▸ **Task to complete**:
Write out the records below once more, exactly as they stand.

▸ **Exercise materials**:

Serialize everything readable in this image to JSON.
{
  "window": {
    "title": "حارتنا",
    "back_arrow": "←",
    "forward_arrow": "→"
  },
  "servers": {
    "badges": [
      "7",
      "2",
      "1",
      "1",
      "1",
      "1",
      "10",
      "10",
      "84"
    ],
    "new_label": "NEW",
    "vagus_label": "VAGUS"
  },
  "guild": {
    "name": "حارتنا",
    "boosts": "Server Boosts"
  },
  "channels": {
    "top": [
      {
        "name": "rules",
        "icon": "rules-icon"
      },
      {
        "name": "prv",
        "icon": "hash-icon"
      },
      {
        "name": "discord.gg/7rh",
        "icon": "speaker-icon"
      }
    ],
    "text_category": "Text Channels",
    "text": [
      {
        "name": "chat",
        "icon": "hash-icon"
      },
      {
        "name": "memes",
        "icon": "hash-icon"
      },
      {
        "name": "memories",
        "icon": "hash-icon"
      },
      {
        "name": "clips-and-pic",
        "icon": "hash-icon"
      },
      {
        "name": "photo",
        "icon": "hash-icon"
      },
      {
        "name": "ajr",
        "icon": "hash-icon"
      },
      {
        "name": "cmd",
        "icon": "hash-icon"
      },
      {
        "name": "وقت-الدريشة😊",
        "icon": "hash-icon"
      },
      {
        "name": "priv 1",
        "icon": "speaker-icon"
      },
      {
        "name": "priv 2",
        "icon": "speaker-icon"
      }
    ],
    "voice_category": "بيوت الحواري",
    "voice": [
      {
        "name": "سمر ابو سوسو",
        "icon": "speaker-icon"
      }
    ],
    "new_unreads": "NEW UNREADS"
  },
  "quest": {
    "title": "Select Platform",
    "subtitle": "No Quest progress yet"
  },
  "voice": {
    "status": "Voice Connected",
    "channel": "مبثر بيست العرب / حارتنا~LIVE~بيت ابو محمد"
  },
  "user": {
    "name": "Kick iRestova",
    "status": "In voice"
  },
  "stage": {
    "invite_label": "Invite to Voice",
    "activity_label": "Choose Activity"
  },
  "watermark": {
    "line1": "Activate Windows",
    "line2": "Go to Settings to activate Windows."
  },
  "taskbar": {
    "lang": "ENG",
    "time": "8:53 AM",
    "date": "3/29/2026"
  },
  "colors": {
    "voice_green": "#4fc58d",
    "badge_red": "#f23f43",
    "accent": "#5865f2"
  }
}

▸ **Result below**:
Serialize everything readable in this image to JSON.
{
  "window": {
    "title": "حارتنا",
    "back_arrow": "←",
    "forward_arrow": "→"
  },
  "servers": {
    "badges": [
      "7",
      "2",
      "1",
      "1",
      "1",
      "1",
      "10",
      "10",
      "84"
    ],
    "new_label": "NEW",
    "vagus_label": "VAGUS"
  },
  "guild": {
    "name": "حارتنا",
    "boosts": "Server Boosts"
  },
  "channels": {
    "top": [
      {
        "name": "rules",
        "icon": "rules-icon"
      },
      {
        "name": "prv",
        "icon": "hash-icon"
      },
      {
        "name": "discord.gg/7rh",
        "icon": "speaker-icon"
      }
    ],
    "text_category": "Text Channels",
    "text": [
      {
        "name": "chat",
        "icon": "hash-icon"
      },
      {
        "name": "memes",
        "icon": "hash-icon"
      },
      {
        "name": "memories",
        "icon": "hash-icon"
      },
      {
        "name": "clips-and-pic",
        "icon": "hash-icon"
      },
      {
        "name": "photo",
        "icon": "hash-icon"
      },
      {
        "name": "ajr",
        "icon": "hash-icon"
      },
      {
        "name": "cmd",
        "icon": "hash-icon"
      },
      {
        "name": "وقت-الدريشة😊",
        "icon": "hash-icon"
      },
      {
        "name": "priv 1",
        "icon": "speaker-icon"
      },
      {
        "name": "priv 2",
        "icon": "speaker-icon"
      }
    ],
    "voice_category": "بيوت الحواري",
    "voice": [
      {
        "name": "سمر ابو سوسو",
        "icon": "speaker-icon"
      }
    ],
    "new_unreads": "NEW UNREADS"
  },
  "quest": {
    "title": "Select Platform",
    "subtitle": "No Quest progress yet"
  },
  "voice": {
    "status": "Voice Connected",
    "channel": "مبثر بيست العرب / حارتنا~LIVE~بيت ابو محمد"
  },
  "user": {
    "name": "Kick iRestova",
    "status": "In voice"
  },
  "stage": {
    "invite_label": "Invite to Voice",
    "activity_label": "Choose Activity"
  },
  "watermark": {
    "line1": "Activate Windows",
    "line2": "Go to Settings to activate Windows."
  },
  "taskbar": {
    "lang": "ENG",
    "time": "8:53 AM",
    "date": "3/29/2026"
  },
  "colors": {
    "voice_green": "#4fc58d",
    "badge_red": "#f23f43",
    "accent": "#5865f2"
  }
}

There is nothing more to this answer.